— START OF EXERCISE MATERIAL —

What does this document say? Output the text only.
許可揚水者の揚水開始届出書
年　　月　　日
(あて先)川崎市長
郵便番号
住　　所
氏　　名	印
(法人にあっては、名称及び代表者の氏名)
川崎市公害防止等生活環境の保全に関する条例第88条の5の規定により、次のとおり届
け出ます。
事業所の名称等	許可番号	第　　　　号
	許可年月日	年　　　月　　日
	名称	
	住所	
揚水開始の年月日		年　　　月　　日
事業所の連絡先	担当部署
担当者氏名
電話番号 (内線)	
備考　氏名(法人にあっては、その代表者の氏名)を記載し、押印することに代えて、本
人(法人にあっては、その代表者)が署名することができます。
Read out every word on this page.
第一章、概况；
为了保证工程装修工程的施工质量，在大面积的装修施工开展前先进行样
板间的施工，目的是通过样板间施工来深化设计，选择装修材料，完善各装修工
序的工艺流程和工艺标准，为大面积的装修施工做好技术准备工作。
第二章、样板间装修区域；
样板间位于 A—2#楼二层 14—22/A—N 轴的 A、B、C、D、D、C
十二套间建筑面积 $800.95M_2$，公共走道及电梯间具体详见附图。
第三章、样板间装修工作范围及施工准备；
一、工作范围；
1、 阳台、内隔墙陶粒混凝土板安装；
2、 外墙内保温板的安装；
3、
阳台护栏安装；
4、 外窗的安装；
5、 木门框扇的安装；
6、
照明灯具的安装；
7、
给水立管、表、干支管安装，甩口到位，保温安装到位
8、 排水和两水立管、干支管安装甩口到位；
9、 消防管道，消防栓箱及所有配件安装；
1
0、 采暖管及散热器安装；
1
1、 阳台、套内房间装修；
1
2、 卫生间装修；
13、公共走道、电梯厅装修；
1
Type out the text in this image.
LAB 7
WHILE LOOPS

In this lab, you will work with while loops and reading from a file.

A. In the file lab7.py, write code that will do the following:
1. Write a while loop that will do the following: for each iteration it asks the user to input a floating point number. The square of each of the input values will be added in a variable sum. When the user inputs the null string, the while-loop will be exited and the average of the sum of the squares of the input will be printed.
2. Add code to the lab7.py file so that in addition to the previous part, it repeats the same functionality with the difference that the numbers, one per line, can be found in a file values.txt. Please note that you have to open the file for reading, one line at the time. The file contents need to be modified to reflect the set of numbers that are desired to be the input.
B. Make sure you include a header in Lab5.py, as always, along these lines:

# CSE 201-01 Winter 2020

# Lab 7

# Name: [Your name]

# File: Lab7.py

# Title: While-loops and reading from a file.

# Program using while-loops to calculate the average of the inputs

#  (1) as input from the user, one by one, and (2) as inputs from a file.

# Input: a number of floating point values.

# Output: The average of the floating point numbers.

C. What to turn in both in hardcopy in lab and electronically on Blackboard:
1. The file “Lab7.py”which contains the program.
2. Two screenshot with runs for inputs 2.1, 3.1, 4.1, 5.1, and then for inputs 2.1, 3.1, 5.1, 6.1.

— END OF EXERCISE MATERIAL —

• _CHALLENGE_
Reproduce the entries above exactly.

• _ANSWER TO THE PROBLEM_
What does this document say? Output the text only.
許可揚水者の揚水開始届出書
年　　月　　日
(あて先)川崎市長
郵便番号
住　　所
氏　　名	印
(法人にあっては、名称及び代表者の氏名)
川崎市公害防止等生活環境の保全に関する条例第88条の5の規定により、次のとおり届
け出ます。
事業所の名称等	許可番号	第　　　　号
	許可年月日	年　　　月　　日
	名称	
	住所	
揚水開始の年月日		年　　　月　　日
事業所の連絡先	担当部署
担当者氏名
電話番号 (内線)	
備考　氏名(法人にあっては、その代表者の氏名)を記載し、押印することに代えて、本
人(法人にあっては、その代表者)が署名することができます。
Read out every word on this page.
第一章、概况；
为了保证工程装修工程的施工质量，在大面积的装修施工开展前先进行样
板间的施工，目的是通过样板间施工来深化设计，选择装修材料，完善各装修工
序的工艺流程和工艺标准，为大面积的装修施工做好技术准备工作。
第二章、样板间装修区域；
样板间位于 A—2#楼二层 14—22/A—N 轴的 A、B、C、D、D、C
十二套间建筑面积 $800.95M_2$，公共走道及电梯间具体详见附图。
第三章、样板间装修工作范围及施工准备；
一、工作范围；
1、 阳台、内隔墙陶粒混凝土板安装；
2、 外墙内保温板的安装；
3、
阳台护栏安装；
4、 外窗的安装；
5、 木门框扇的安装；
6、
照明灯具的安装；
7、
给水立管、表、干支管安装，甩口到位，保温安装到位
8、 排水和两水立管、干支管安装甩口到位；
9、 消防管道，消防栓箱及所有配件安装；
1
0、 采暖管及散热器安装；
1
1、 阳台、套内房间装修；
1
2、 卫生间装修；
13、公共走道、电梯厅装修；
1
Type out the text in this image.
LAB 7
WHILE LOOPS

In this lab, you will work with while loops and reading from a file.

A. In the file lab7.py, write code that will do the following:
1. Write a while loop that will do the following: for each iteration it asks the user to input a floating point number. The square of each of the input values will be added in a variable sum. When the user inputs the null string, the while-loop will be exited and the average of the sum of the squares of the input will be printed.
2. Add code to the lab7.py file so that in addition to the previous part, it repeats the same functionality with the difference that the numbers, one per line, can be found in a file values.txt. Please note that you have to open the file for reading, one line at the time. The file contents need to be modified to reflect the set of numbers that are desired to be the input.
B. Make sure you include a header in Lab5.py, as always, along these lines:

# CSE 201-01 Winter 2020

# Lab 7

# Name: [Your name]

# File: Lab7.py

# Title: While-loops and reading from a file.

# Program using while-loops to calculate the average of the inputs

#  (1) as input from the user, one by one, and (2) as inputs from a file.

# Input: a number of floating point values.

# Output: The average of the floating point numbers.

C. What to turn in both in hardcopy in lab and electronically on Blackboard:
1. The file “Lab7.py”which contains the program.
2. Two screenshot with runs for inputs 2.1, 3.1, 4.1, 5.1, and then for inputs 2.1, 3.1, 5.1, 6.1.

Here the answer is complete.